— Aim of the task —
Out of the lines in this data, how many include "Sanchez"? Give the number and nothing else.

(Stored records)

####

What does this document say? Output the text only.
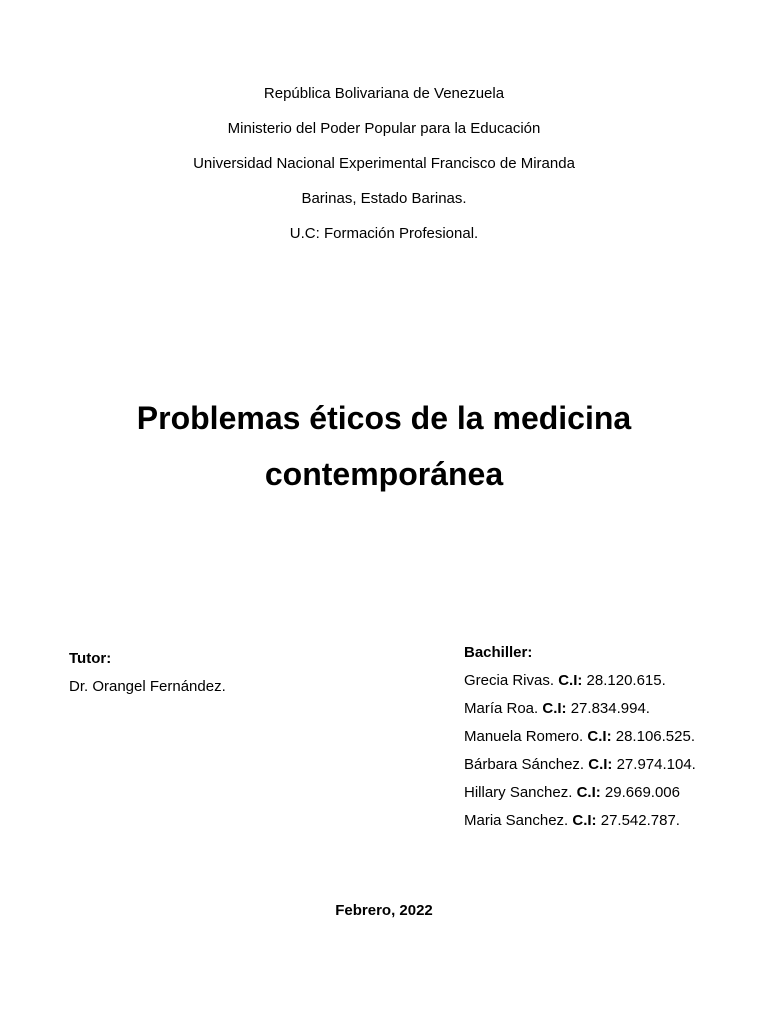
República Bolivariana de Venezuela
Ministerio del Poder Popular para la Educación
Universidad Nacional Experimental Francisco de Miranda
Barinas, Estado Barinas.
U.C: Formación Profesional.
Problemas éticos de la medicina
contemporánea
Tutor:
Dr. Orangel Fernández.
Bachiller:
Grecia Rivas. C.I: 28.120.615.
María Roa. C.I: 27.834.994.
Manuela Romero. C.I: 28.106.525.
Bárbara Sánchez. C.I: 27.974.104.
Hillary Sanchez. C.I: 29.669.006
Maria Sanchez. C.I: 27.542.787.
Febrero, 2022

####

— Written response —
2